Go through the entries below and print each one exactly, leaving out pictures.

== == ==

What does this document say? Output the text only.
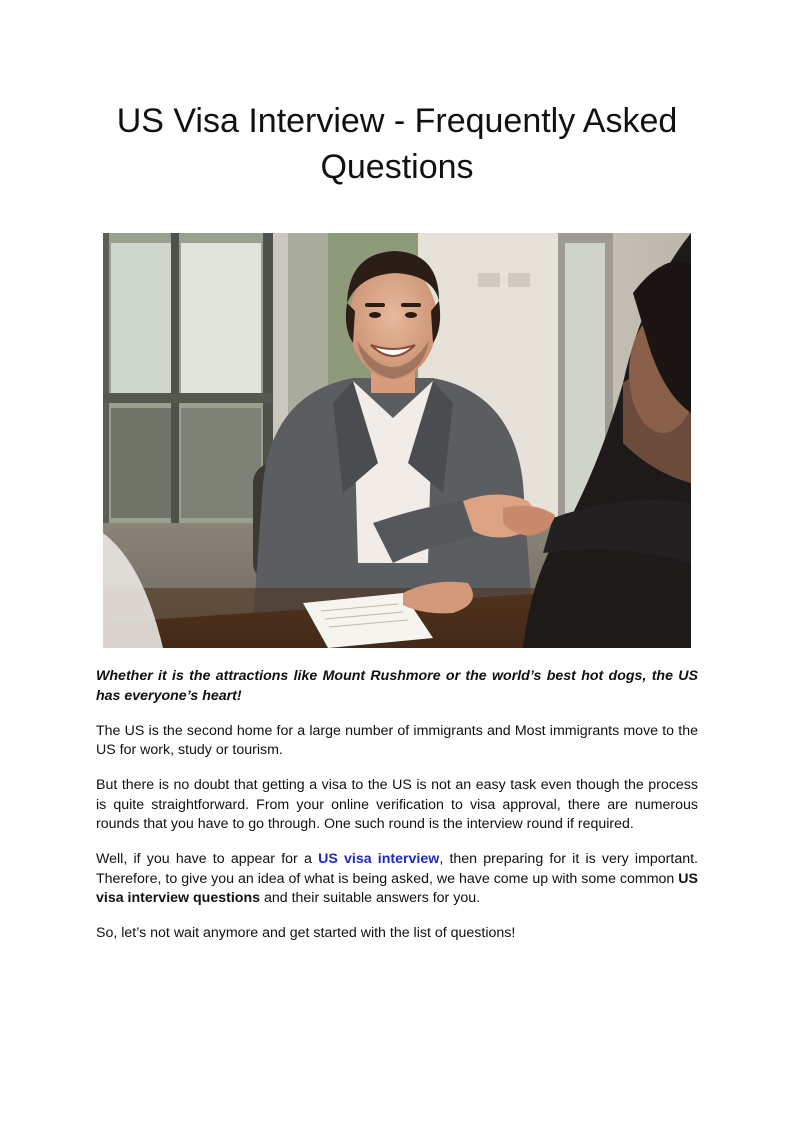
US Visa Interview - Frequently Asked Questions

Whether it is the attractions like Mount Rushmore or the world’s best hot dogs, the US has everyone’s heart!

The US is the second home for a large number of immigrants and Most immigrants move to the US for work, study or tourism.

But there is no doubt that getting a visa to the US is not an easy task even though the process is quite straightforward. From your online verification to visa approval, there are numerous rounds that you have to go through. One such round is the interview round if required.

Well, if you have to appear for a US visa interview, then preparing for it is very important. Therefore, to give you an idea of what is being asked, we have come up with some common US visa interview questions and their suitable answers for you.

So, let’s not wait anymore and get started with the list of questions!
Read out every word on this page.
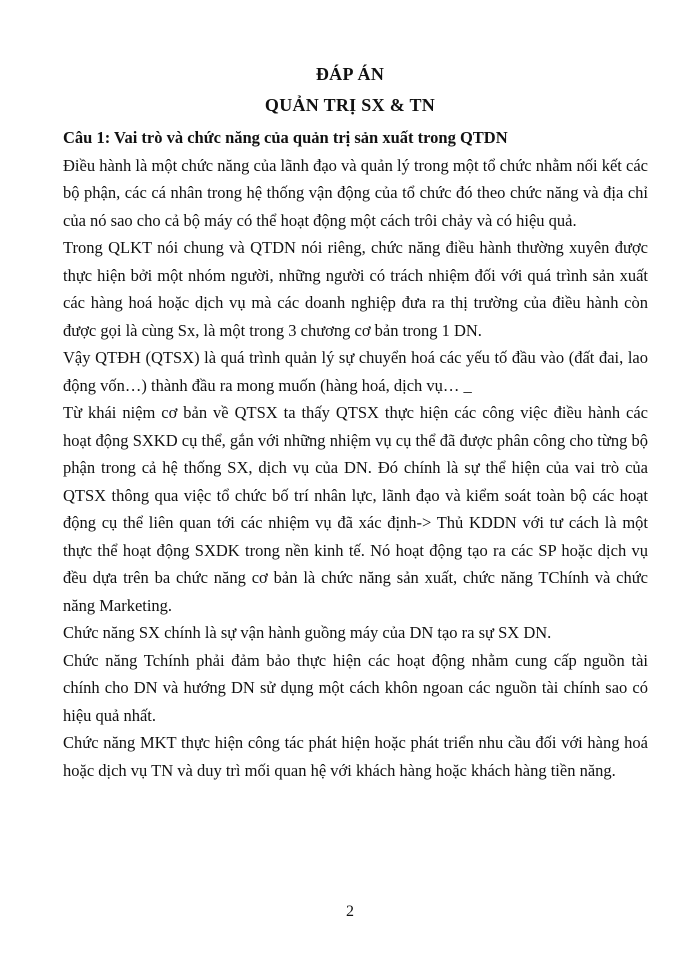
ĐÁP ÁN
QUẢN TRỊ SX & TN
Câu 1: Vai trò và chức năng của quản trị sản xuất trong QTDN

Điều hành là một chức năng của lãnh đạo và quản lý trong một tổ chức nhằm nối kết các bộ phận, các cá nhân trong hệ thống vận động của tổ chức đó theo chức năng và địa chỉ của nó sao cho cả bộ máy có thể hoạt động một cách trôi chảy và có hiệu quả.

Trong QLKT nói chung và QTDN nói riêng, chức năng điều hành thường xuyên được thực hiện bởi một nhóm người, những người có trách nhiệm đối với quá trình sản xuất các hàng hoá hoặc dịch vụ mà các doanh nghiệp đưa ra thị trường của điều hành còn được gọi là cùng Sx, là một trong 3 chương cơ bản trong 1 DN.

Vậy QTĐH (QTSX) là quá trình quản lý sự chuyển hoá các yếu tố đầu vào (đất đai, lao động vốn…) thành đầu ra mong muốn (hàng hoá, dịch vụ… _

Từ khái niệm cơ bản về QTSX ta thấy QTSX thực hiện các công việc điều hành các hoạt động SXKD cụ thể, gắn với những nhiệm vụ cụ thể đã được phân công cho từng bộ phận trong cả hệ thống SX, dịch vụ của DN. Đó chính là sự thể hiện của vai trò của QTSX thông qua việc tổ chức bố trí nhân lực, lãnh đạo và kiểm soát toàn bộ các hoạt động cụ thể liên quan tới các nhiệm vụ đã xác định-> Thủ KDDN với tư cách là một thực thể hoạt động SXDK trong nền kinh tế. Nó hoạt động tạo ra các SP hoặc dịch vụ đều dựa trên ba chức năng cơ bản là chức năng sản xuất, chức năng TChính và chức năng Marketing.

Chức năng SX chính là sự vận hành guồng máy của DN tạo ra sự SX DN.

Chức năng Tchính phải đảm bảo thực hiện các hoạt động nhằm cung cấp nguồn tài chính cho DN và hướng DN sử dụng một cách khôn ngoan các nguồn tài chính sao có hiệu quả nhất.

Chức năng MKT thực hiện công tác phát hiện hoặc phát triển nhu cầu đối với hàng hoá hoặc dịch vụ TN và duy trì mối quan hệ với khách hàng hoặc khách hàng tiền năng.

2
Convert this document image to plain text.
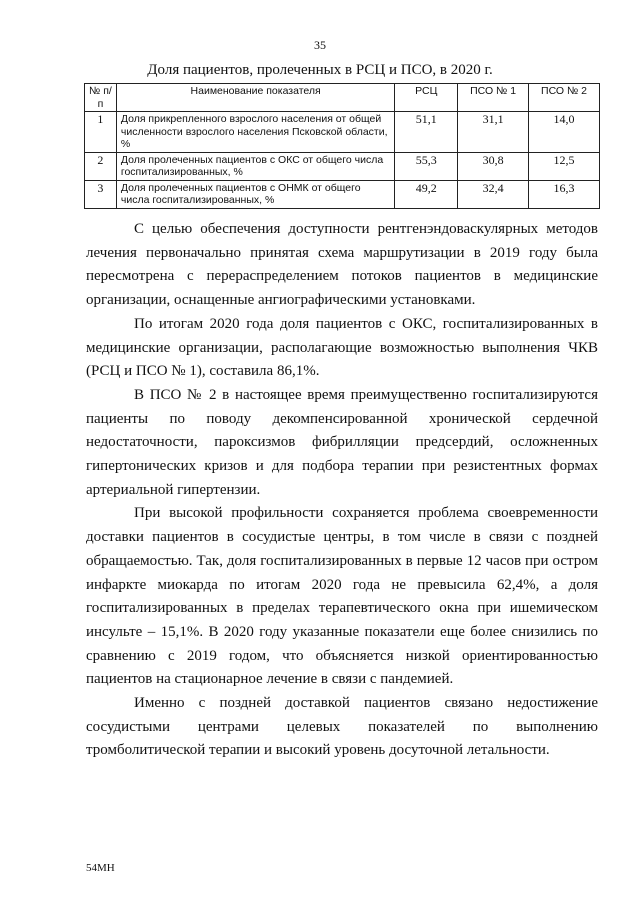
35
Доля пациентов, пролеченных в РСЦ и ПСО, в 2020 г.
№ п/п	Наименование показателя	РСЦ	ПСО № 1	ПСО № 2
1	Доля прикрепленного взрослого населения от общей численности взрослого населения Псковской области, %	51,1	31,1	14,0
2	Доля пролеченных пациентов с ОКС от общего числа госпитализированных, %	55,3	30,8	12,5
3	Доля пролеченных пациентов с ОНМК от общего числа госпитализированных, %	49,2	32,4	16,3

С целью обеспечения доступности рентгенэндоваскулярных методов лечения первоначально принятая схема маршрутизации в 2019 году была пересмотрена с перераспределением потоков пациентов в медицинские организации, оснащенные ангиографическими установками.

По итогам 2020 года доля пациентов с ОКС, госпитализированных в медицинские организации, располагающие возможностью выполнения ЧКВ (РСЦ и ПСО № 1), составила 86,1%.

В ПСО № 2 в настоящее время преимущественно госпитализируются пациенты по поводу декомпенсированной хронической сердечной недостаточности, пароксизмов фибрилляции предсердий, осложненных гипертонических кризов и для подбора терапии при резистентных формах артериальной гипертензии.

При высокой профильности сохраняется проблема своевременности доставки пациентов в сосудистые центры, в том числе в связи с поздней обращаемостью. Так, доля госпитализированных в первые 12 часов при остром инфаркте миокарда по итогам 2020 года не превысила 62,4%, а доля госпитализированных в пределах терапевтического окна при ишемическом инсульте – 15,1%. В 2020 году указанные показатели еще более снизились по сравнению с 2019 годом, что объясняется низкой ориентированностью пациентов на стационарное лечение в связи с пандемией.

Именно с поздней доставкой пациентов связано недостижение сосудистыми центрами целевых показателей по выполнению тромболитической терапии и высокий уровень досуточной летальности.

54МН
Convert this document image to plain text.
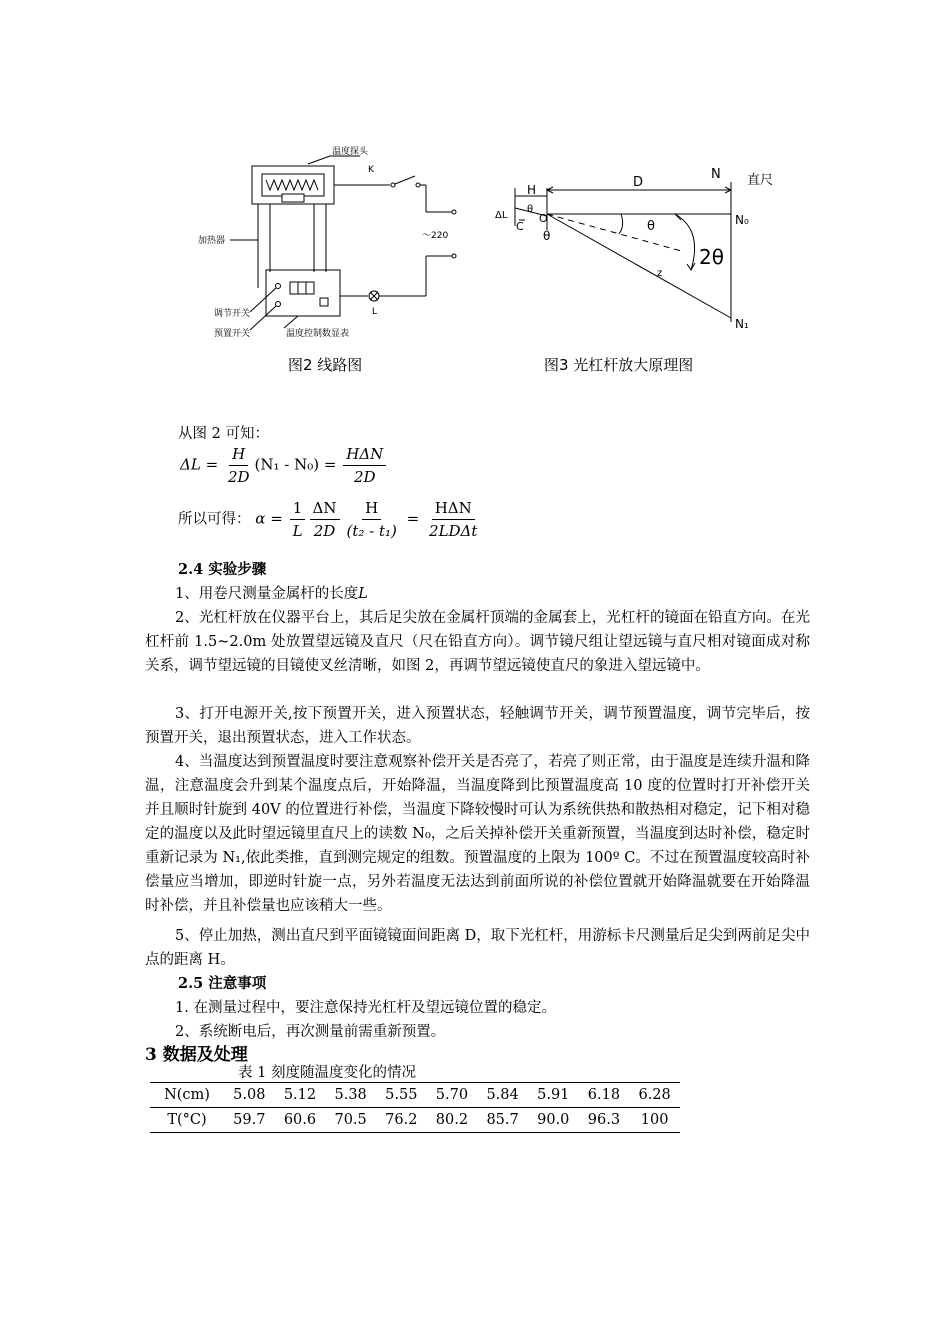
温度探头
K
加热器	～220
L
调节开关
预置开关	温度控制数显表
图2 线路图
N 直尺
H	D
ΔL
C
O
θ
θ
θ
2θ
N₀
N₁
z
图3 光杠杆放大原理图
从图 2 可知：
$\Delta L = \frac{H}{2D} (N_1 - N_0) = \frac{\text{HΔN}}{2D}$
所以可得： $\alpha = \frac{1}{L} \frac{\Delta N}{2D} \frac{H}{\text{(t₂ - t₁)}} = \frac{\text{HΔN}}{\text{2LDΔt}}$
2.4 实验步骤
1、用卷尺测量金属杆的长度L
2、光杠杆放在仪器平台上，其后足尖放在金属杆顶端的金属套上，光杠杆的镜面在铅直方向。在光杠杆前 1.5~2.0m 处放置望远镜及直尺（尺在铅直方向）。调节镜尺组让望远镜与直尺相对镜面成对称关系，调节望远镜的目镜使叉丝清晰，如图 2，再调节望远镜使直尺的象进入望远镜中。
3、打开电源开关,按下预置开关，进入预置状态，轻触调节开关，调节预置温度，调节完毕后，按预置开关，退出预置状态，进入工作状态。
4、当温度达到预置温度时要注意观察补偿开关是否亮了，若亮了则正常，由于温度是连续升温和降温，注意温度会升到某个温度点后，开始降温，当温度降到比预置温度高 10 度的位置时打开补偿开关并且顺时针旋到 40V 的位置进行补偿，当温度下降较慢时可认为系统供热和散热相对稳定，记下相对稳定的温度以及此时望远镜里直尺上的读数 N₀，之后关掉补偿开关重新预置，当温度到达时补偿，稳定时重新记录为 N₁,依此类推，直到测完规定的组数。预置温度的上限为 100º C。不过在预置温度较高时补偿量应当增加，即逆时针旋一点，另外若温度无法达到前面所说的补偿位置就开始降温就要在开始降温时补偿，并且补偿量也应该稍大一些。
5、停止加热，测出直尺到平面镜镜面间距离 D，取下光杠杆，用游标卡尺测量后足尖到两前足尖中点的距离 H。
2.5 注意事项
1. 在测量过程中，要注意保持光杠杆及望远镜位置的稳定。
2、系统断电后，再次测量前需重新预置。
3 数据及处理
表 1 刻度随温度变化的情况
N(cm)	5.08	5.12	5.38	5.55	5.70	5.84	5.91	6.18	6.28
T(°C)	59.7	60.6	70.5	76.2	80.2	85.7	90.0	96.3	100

== == ==

• _FINAL ANSWER_:
What does this document say? Output the text only.
US Visa Interview - Frequently Asked Questions

Whether it is the attractions like Mount Rushmore or the world’s best hot dogs, the US has everyone’s heart!

The US is the second home for a large number of immigrants and Most immigrants move to the US for work, study or tourism.

But there is no doubt that getting a visa to the US is not an easy task even though the process is quite straightforward. From your online verification to visa approval, there are numerous rounds that you have to go through. One such round is the interview round if required.

Well, if you have to appear for a US visa interview, then preparing for it is very important. Therefore, to give you an idea of what is being asked, we have come up with some common US visa interview questions and their suitable answers for you.

So, let’s not wait anymore and get started with the list of questions!
Read out every word on this page.
ĐÁP ÁN
QUẢN TRỊ SX & TN
Câu 1: Vai trò và chức năng của quản trị sản xuất trong QTDN

Điều hành là một chức năng của lãnh đạo và quản lý trong một tổ chức nhằm nối kết các bộ phận, các cá nhân trong hệ thống vận động của tổ chức đó theo chức năng và địa chỉ của nó sao cho cả bộ máy có thể hoạt động một cách trôi chảy và có hiệu quả.

Trong QLKT nói chung và QTDN nói riêng, chức năng điều hành thường xuyên được thực hiện bởi một nhóm người, những người có trách nhiệm đối với quá trình sản xuất các hàng hoá hoặc dịch vụ mà các doanh nghiệp đưa ra thị trường của điều hành còn được gọi là cùng Sx, là một trong 3 chương cơ bản trong 1 DN.

Vậy QTĐH (QTSX) là quá trình quản lý sự chuyển hoá các yếu tố đầu vào (đất đai, lao động vốn…) thành đầu ra mong muốn (hàng hoá, dịch vụ… _

Từ khái niệm cơ bản về QTSX ta thấy QTSX thực hiện các công việc điều hành các hoạt động SXKD cụ thể, gắn với những nhiệm vụ cụ thể đã được phân công cho từng bộ phận trong cả hệ thống SX, dịch vụ của DN. Đó chính là sự thể hiện của vai trò của QTSX thông qua việc tổ chức bố trí nhân lực, lãnh đạo và kiểm soát toàn bộ các hoạt động cụ thể liên quan tới các nhiệm vụ đã xác định-> Thủ KDDN với tư cách là một thực thể hoạt động SXDK trong nền kinh tế. Nó hoạt động tạo ra các SP hoặc dịch vụ đều dựa trên ba chức năng cơ bản là chức năng sản xuất, chức năng TChính và chức năng Marketing.

Chức năng SX chính là sự vận hành guồng máy của DN tạo ra sự SX DN.

Chức năng Tchính phải đảm bảo thực hiện các hoạt động nhằm cung cấp nguồn tài chính cho DN và hướng DN sử dụng một cách khôn ngoan các nguồn tài chính sao có hiệu quả nhất.

Chức năng MKT thực hiện công tác phát hiện hoặc phát triển nhu cầu đối với hàng hoá hoặc dịch vụ TN và duy trì mối quan hệ với khách hàng hoặc khách hàng tiền năng.

2
Convert this document image to plain text.
35
Доля пациентов, пролеченных в РСЦ и ПСО, в 2020 г.
№ п/п	Наименование показателя	РСЦ	ПСО № 1	ПСО № 2
1	Доля прикрепленного взрослого населения от общей численности взрослого населения Псковской области, %	51,1	31,1	14,0
2	Доля пролеченных пациентов с ОКС от общего числа госпитализированных, %	55,3	30,8	12,5
3	Доля пролеченных пациентов с ОНМК от общего числа госпитализированных, %	49,2	32,4	16,3

С целью обеспечения доступности рентгенэндоваскулярных методов лечения первоначально принятая схема маршрутизации в 2019 году была пересмотрена с перераспределением потоков пациентов в медицинские организации, оснащенные ангиографическими установками.

По итогам 2020 года доля пациентов с ОКС, госпитализированных в медицинские организации, располагающие возможностью выполнения ЧКВ (РСЦ и ПСО № 1), составила 86,1%.

В ПСО № 2 в настоящее время преимущественно госпитализируются пациенты по поводу декомпенсированной хронической сердечной недостаточности, пароксизмов фибрилляции предсердий, осложненных гипертонических кризов и для подбора терапии при резистентных формах артериальной гипертензии.

При высокой профильности сохраняется проблема своевременности доставки пациентов в сосудистые центры, в том числе в связи с поздней обращаемостью. Так, доля госпитализированных в первые 12 часов при остром инфаркте миокарда по итогам 2020 года не превысила 62,4%, а доля госпитализированных в пределах терапевтического окна при ишемическом инсульте – 15,1%. В 2020 году указанные показатели еще более снизились по сравнению с 2019 годом, что объясняется низкой ориентированностью пациентов на стационарное лечение в связи с пандемией.

Именно с поздней доставкой пациентов связано недостижение сосудистыми центрами целевых показателей по выполнению тромболитической терапии и высокий уровень досуточной летальности.

54МН
Convert this document image to plain text.
温度探头
K
加热器	～220
L
调节开关
预置开关	温度控制数显表
图2 线路图
N 直尺
H	D
ΔL
C
O
θ
θ
θ
2θ
N₀
N₁
z
图3 光杠杆放大原理图
从图 2 可知：
$\Delta L = \frac{H}{2D} (N_1 - N_0) = \frac{\text{HΔN}}{2D}$
所以可得： $\alpha = \frac{1}{L} \frac{\Delta N}{2D} \frac{H}{\text{(t₂ - t₁)}} = \frac{\text{HΔN}}{\text{2LDΔt}}$
2.4 实验步骤
1、用卷尺测量金属杆的长度L
2、光杠杆放在仪器平台上，其后足尖放在金属杆顶端的金属套上，光杠杆的镜面在铅直方向。在光杠杆前 1.5~2.0m 处放置望远镜及直尺（尺在铅直方向）。调节镜尺组让望远镜与直尺相对镜面成对称关系，调节望远镜的目镜使叉丝清晰，如图 2，再调节望远镜使直尺的象进入望远镜中。
3、打开电源开关,按下预置开关，进入预置状态，轻触调节开关，调节预置温度，调节完毕后，按预置开关，退出预置状态，进入工作状态。
4、当温度达到预置温度时要注意观察补偿开关是否亮了，若亮了则正常，由于温度是连续升温和降温，注意温度会升到某个温度点后，开始降温，当温度降到比预置温度高 10 度的位置时打开补偿开关并且顺时针旋到 40V 的位置进行补偿，当温度下降较慢时可认为系统供热和散热相对稳定，记下相对稳定的温度以及此时望远镜里直尺上的读数 N₀，之后关掉补偿开关重新预置，当温度到达时补偿，稳定时重新记录为 N₁,依此类推，直到测完规定的组数。预置温度的上限为 100º C。不过在预置温度较高时补偿量应当增加，即逆时针旋一点，另外若温度无法达到前面所说的补偿位置就开始降温就要在开始降温时补偿，并且补偿量也应该稍大一些。
5、停止加热，测出直尺到平面镜镜面间距离 D，取下光杠杆，用游标卡尺测量后足尖到两前足尖中点的距离 H。
2.5 注意事项
1. 在测量过程中，要注意保持光杠杆及望远镜位置的稳定。
2、系统断电后，再次测量前需重新预置。
3 数据及处理
表 1 刻度随温度变化的情况
N(cm)	5.08	5.12	5.38	5.55	5.70	5.84	5.91	6.18	6.28
T(°C)	59.7	60.6	70.5	76.2	80.2	85.7	90.0	96.3	100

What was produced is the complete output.